- [Given records]:
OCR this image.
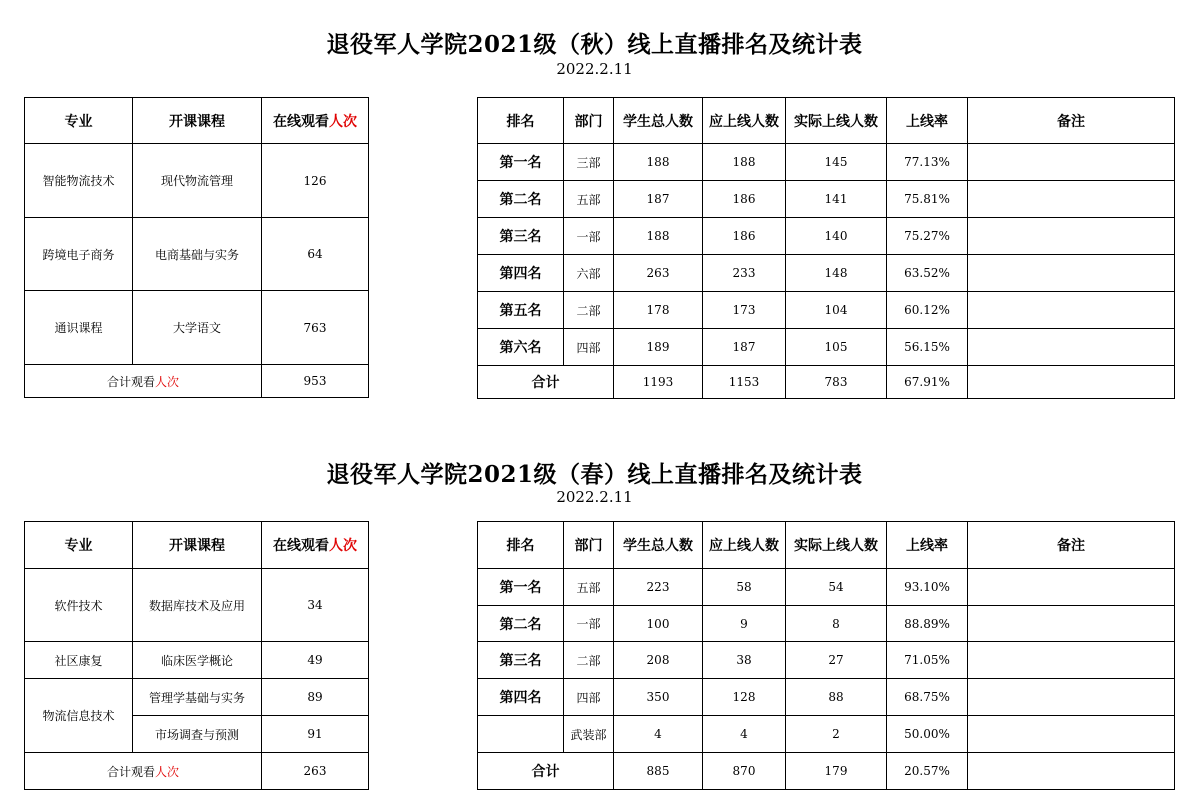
退役军人学院2021级（秋）线上直播排名及统计表
2022.2.11
专业	开课课程	在线观看人次
智能物流技术	现代物流管理	126
跨境电子商务	电商基础与实务	64
通识课程	大学语文	763
合计观看人次		953
排名	部门	学生总人数	应上线人数	实际上线人数	上线率	备注
第一名	三部	188	188	145	77.13%	
第二名	五部	187	186	141	75.81%	
第三名	一部	188	186	140	75.27%	
第四名	六部	263	233	148	63.52%	
第五名	二部	178	173	104	60.12%	
第六名	四部	189	187	105	56.15%	
合计		1193	1153	783	67.91%	
退役军人学院2021级（春）线上直播排名及统计表
2022.2.11
专业	开课课程	在线观看人次
软件技术	数据库技术及应用	34
社区康复	临床医学概论	49
物流信息技术	管理学基础与实务	89
	市场调查与预测	91
合计观看人次		263
排名	部门	学生总人数	应上线人数	实际上线人数	上线率	备注
第一名	五部	223	58	54	93.10%	
第二名	一部	100	9	8	88.89%	
第三名	二部	208	38	27	71.05%	
第四名	四部	350	128	88	68.75%	
	武装部	4	4	2	50.00%	
合计		885	870	179	20.57%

- [Exercise task]: Your copy of the data should match it exactly, except that pictures are left out.

- [Output of the exercise]:
OCR this image.
退役军人学院2021级（秋）线上直播排名及统计表
2022.2.11
专业	开课课程	在线观看人次
智能物流技术	现代物流管理	126
跨境电子商务	电商基础与实务	64
通识课程	大学语文	763
合计观看人次		953
排名	部门	学生总人数	应上线人数	实际上线人数	上线率	备注
第一名	三部	188	188	145	77.13%	
第二名	五部	187	186	141	75.81%	
第三名	一部	188	186	140	75.27%	
第四名	六部	263	233	148	63.52%	
第五名	二部	178	173	104	60.12%	
第六名	四部	189	187	105	56.15%	
合计		1193	1153	783	67.91%	
退役军人学院2021级（春）线上直播排名及统计表
2022.2.11
专业	开课课程	在线观看人次
软件技术	数据库技术及应用	34
社区康复	临床医学概论	49
物流信息技术	管理学基础与实务	89
	市场调查与预测	91
合计观看人次		263
排名	部门	学生总人数	应上线人数	实际上线人数	上线率	备注
第一名	五部	223	58	54	93.10%	
第二名	一部	100	9	8	88.89%	
第三名	二部	208	38	27	71.05%	
第四名	四部	350	128	88	68.75%	
	武装部	4	4	2	50.00%	
合计		885	870	179	20.57%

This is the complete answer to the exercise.